[TRECHO SELECIONADO]
+++
Já quanto à média dos valores organizacionais de Autonomia, Realização e Bem-estar, as quais não se diferenciaram daquela atribuída ao valor Tradição, tem-se uma aproximação entre valores de Conservação, Autopromoção e Abertura à Mudança, que se mostra teoricamente incoerente. Isso porque sinaliza a valorização concomitante de metas motivacionais de conteúdo oposto (Conservação x Abertura à Mudança). Em virtude, todavia, das limitações do IPVO para a mensuração de valores no contexto em questão e da fragilidade da estrutura fatorial que emergiu após a realização de análise fatorial confirmatória, não se tem parâmetros para discutir se esse resultado se deve a uma incoerência presente na própria realidade dessas organizações ou às deficiências do instrumento utilizado. E é nesse ponto, que começa a ficar mais claro como a adoção do IPVO, em sua versão original, para a mensuração de valores organizacionais em instituições sem fins lucrativos pode dificultar a boa qualidade de um diagnóstico.
+++
Entradas de dados extraídas
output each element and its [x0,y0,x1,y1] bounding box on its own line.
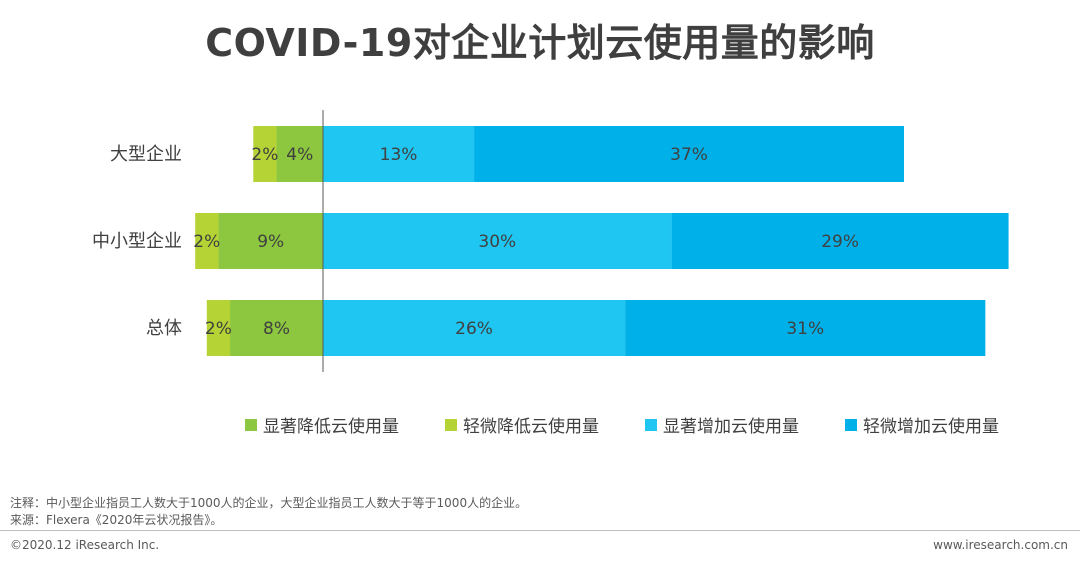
legend-label: 轻微增加云使用量 [863,417,999,437]
data-label-2-pos-1: 31% [786,319,824,339]
legend-item-2: 显著增加云使用量 [645,412,799,437]
data-label-0-neg-1: 2% [251,145,278,165]
footer-website: www.iresearch.com.cn [933,538,1068,552]
data-label-0-pos-1: 37% [670,145,708,165]
bar-2-pos-1 [625,300,986,356]
data-label-2-pos-0: 26% [455,319,493,339]
diverging-bar-chart: 大型企业 4% 2% 13% 37% 中小型企业 9% 2% 30% 29% 总体 8% 2% 26% 31… [92,110,1009,372]
legend-label: 轻微降低云使用量 [463,417,599,437]
data-label-0-pos-0: 13% [380,145,418,165]
bar-2-neg-0 [230,300,323,356]
data-label-2-neg-0: 8% [263,319,290,339]
category-label-2: 总体 [146,318,182,339]
bar-0-neg-0 [276,126,323,182]
chart-legend: 显著降低云使用量 轻微降低云使用量 显著增加云使用量 轻微增加云使用量 [0,412,1080,437]
chart-source: 来源：Flexera《2020年云状况报告》。 [10,513,223,527]
bar-2-pos-0 [323,300,626,356]
chart-note: 注释：中小型企业指员工人数大于1000人的企业，大型企业指员工人数大于等于100… [10,496,528,510]
data-label-1-neg-1: 2% [193,232,220,252]
data-label-1-pos-1: 29% [821,232,859,252]
legend-item-1: 轻微降低云使用量 [445,412,599,437]
category-label-1: 中小型企业 [92,231,182,252]
bar-1-neg-0 [218,213,323,269]
data-label-2-neg-1: 2% [205,319,232,339]
bar-2-neg-1 [206,300,231,356]
legend-item-3: 轻微增加云使用量 [845,412,999,437]
chart-title: COVID-19对企业计划云使用量的影响 [205,21,875,65]
bar-1-pos-1 [671,213,1009,269]
footer-copyright: ©2020.12 iResearch Inc. [10,538,160,552]
bar-0-pos-0 [323,126,475,182]
legend-swatch [645,418,657,431]
footer-divider [0,530,1080,531]
bar-0-pos-1 [474,126,904,182]
bar-1-neg-1 [195,213,219,269]
legend-label: 显著降低云使用量 [263,417,399,437]
data-label-0-neg-0: 4% [286,145,313,165]
bar-0-neg-1 [253,126,277,182]
legend-swatch [845,418,857,431]
legend-label: 显著增加云使用量 [663,417,799,437]
legend-swatch [445,418,457,431]
category-label-0: 大型企业 [110,144,182,165]
legend-swatch [245,418,257,431]
bar-1-pos-0 [323,213,672,269]
legend-item-0: 显著降低云使用量 [245,412,399,437]
data-label-1-pos-0: 30% [478,232,516,252]
data-label-1-neg-0: 9% [257,232,284,252]
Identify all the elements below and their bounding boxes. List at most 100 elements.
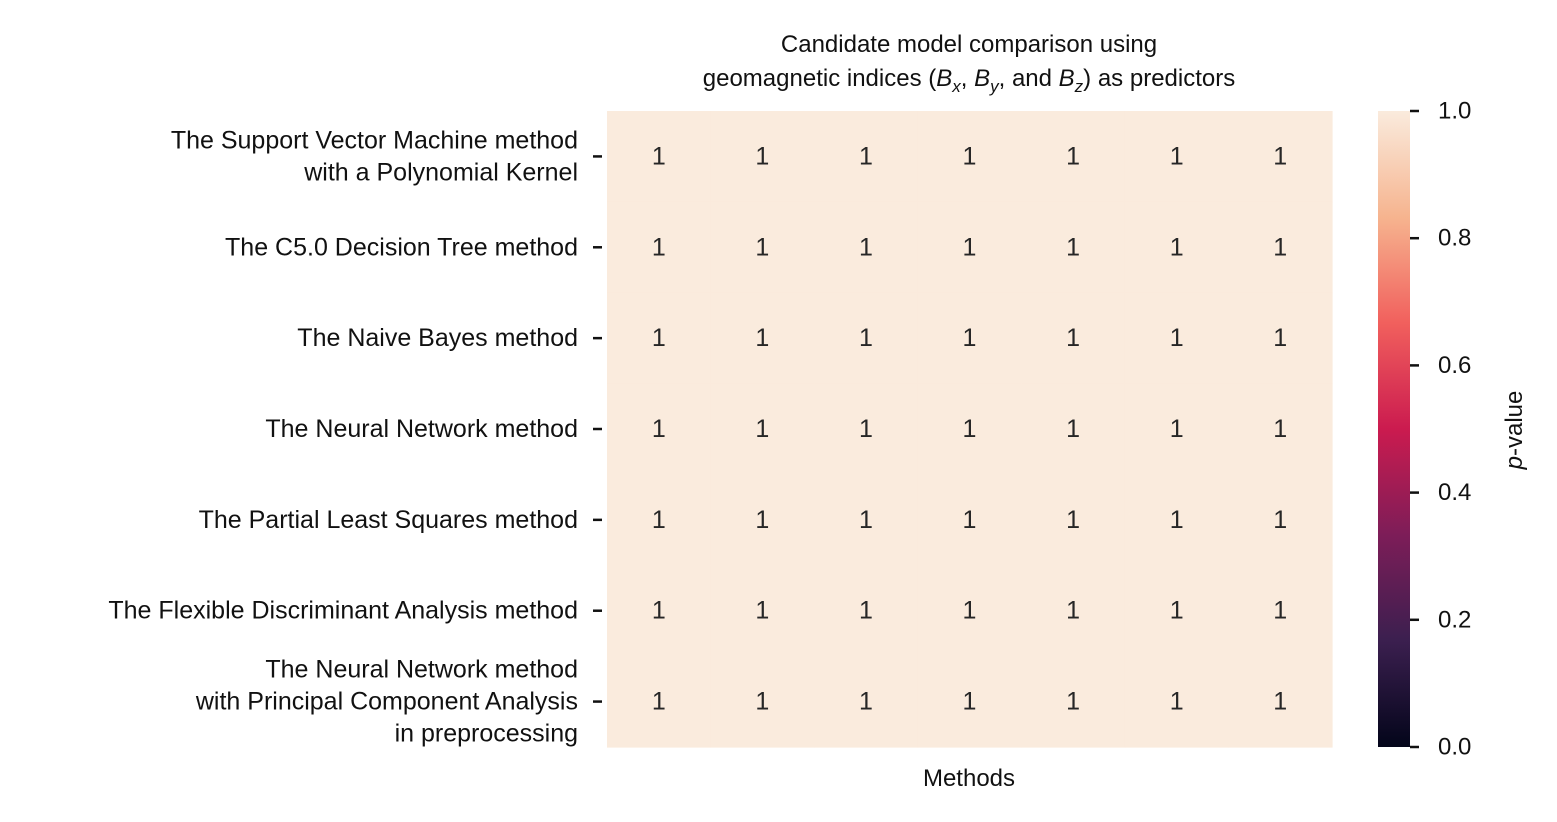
colorbar-gradient — [1378, 111, 1410, 747]
colorbar: 0.0 0.2 0.4 0.6 0.8 1.0 p-value — [1378, 98, 1528, 761]
cell-value-label: 1 — [859, 233, 873, 261]
cell-value-label: 1 — [859, 142, 873, 170]
colorbar-tick-label: 0.0 — [1438, 734, 1471, 761]
heatmap-cell — [1228, 292, 1333, 385]
cell-value-label: 1 — [1273, 597, 1287, 625]
heatmap-cell — [814, 656, 919, 748]
cell-value-label: 1 — [963, 415, 977, 443]
heatmap-cell — [1124, 383, 1230, 476]
cell-value-label: 1 — [859, 597, 873, 625]
heatmap-cell — [1021, 565, 1126, 657]
y-tick-label: The Neural Network method with Principal … — [195, 656, 578, 748]
heatmap-cell — [607, 656, 712, 748]
heatmap-cell — [917, 111, 1022, 203]
cell-value-label: 1 — [963, 506, 977, 534]
heatmap-cell — [1228, 201, 1333, 294]
heatmap-cell — [607, 201, 712, 294]
heatmap-cell — [1228, 474, 1333, 566]
cell-value-label: 1 — [963, 597, 977, 625]
cell-value-label: 1 — [963, 142, 977, 170]
heatmap-cell — [917, 656, 1022, 748]
heatmap-cell — [1021, 292, 1126, 385]
cell-value-label: 1 — [1170, 233, 1184, 261]
cell-value-label: 1 — [1170, 324, 1184, 352]
cell-value-label: 1 — [1273, 688, 1287, 716]
heatmap-cell — [1124, 111, 1230, 203]
cell-value-label: 1 — [1066, 415, 1080, 443]
heatmap-cell-labels: 1 1 1 1 1 1 1 1 1 1 1 1 1 1 1 1 1 1 1 1 1 1 1 1 1 1 1 1 1 1 1 1 1 1 1 1 1 1 1 1… — [652, 142, 1287, 715]
heatmap-cell — [917, 565, 1022, 657]
cell-value-label: 1 — [755, 597, 769, 625]
heatmap-cell — [814, 292, 919, 385]
cell-value-label: 1 — [1273, 142, 1287, 170]
heatmap-cell — [1228, 565, 1333, 657]
cell-value-label: 1 — [755, 142, 769, 170]
heatmap-cell — [814, 111, 919, 203]
cell-value-label: 1 — [652, 688, 666, 716]
cell-value-label: 1 — [1170, 142, 1184, 170]
colorbar-tick-label: 0.4 — [1438, 479, 1471, 506]
heatmap-cell — [710, 474, 815, 566]
heatmap-cell — [917, 292, 1022, 385]
cell-value-label: 1 — [963, 233, 977, 261]
heatmap-cell — [814, 474, 919, 566]
cell-value-label: 1 — [755, 506, 769, 534]
cell-value-label: 1 — [1170, 506, 1184, 534]
chart-title: Candidate model comparison using geomagn… — [703, 31, 1235, 96]
cell-value-label: 1 — [1273, 233, 1287, 261]
cell-value-label: 1 — [652, 324, 666, 352]
cell-value-label: 1 — [1066, 597, 1080, 625]
cell-value-label: 1 — [755, 415, 769, 443]
heatmap-cell — [1124, 565, 1230, 657]
heatmap-cell — [1228, 656, 1333, 748]
heatmap-cell — [710, 383, 815, 476]
cell-value-label: 1 — [1170, 415, 1184, 443]
y-tick-label: The Neural Network method — [265, 415, 578, 443]
cell-value-label: 1 — [1170, 688, 1184, 716]
heatmap-cell — [1021, 656, 1126, 748]
heatmap-cell — [710, 656, 815, 748]
heatmap-cell — [814, 201, 919, 294]
colorbar-tick-label: 0.6 — [1438, 352, 1471, 379]
y-tick-label: The Partial Least Squares method — [199, 506, 578, 534]
cell-value-label: 1 — [1066, 688, 1080, 716]
cell-value-label: 1 — [1273, 506, 1287, 534]
chart-title-line-2: geomagnetic indices (Bx, By, and Bz) as … — [703, 65, 1235, 96]
cell-value-label: 1 — [1066, 324, 1080, 352]
colorbar-tick-label: 0.2 — [1438, 606, 1471, 633]
heatmap-cells — [607, 111, 1333, 748]
cell-value-label: 1 — [652, 233, 666, 261]
cell-value-label: 1 — [1066, 233, 1080, 261]
heatmap-cell — [1228, 111, 1333, 203]
heatmap-cell — [814, 565, 919, 657]
cell-value-label: 1 — [755, 324, 769, 352]
heatmap-cell — [917, 474, 1022, 566]
cell-value-label: 1 — [652, 415, 666, 443]
heatmap-cell — [607, 565, 712, 657]
cell-value-label: 1 — [1273, 324, 1287, 352]
cell-value-label: 1 — [1066, 142, 1080, 170]
cell-value-label: 1 — [755, 688, 769, 716]
heatmap-cell — [1021, 111, 1126, 203]
colorbar-tick-label: 0.8 — [1438, 225, 1471, 252]
y-tick-label: The C5.0 Decision Tree method — [225, 233, 578, 261]
cell-value-label: 1 — [1273, 415, 1287, 443]
heatmap-cell — [710, 565, 815, 657]
cell-value-label: 1 — [1066, 506, 1080, 534]
cell-value-label: 1 — [859, 415, 873, 443]
heatmap-cell — [814, 383, 919, 476]
heatmap-cell — [1124, 474, 1230, 566]
y-tick-label: The Flexible Discriminant Analysis metho… — [108, 597, 578, 625]
cell-value-label: 1 — [859, 506, 873, 534]
y-tick-label: The Naive Bayes method — [297, 324, 578, 352]
colorbar-ticks: 0.0 0.2 0.4 0.6 0.8 1.0 — [1410, 98, 1471, 761]
y-axis-ticks: The Support Vector Machine method with a … — [108, 126, 602, 748]
colorbar-label: p-value — [1501, 391, 1528, 471]
heatmap-cell — [710, 292, 815, 385]
cell-value-label: 1 — [859, 324, 873, 352]
heatmap-cell — [710, 111, 815, 203]
cell-value-label: 1 — [963, 324, 977, 352]
cell-value-label: 1 — [755, 233, 769, 261]
cell-value-label: 1 — [963, 688, 977, 716]
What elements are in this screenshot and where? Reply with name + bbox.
+++
[ORIENTAÇÃO A] No trecho sobre valores organizacionais, quais dois grupos de valores são apresentados como metas motivacionais de conteúdo oposto?
[ORIENTAÇÃO B] Por favor, prossiga com o trecho sobre o uso do IPVO em instituições sem fins lucrativos a partir da última frase dele.
As linhas constituem um material à parte, sem relação com o trecho.

[RESPOSTA A] Conservação e Abertura à Mudança.

[RESPOSTA B]
Cabe discutir, ainda, no que se refere aos valores organizacionais de Autonomia, Realização e Bem-estar, que o fato de terem ocupado a penúltima posição na estrutura hierárquica axiológica dessas organizações pode encontrar duas explicações. A primeira estaria relacionada à própria redação dos itens que possuem aplicação limitada para a realidade das organizações sem fins lucrativos, como, por exemplo, “Nesta organização, os empregados são premiados. A satisfação deles com a organização é uma meta importante” ou “Para esta organização é importante manter clubes destinados ao lazer dos empregados. Ela considera que a diversão é uma parte importante para o empregado”. Tal particularidade pode ter ocasionado que os respondentes atribuíssem baixos escores a estes itens, considerando que não descrevem a realidade de seu contexto laboral.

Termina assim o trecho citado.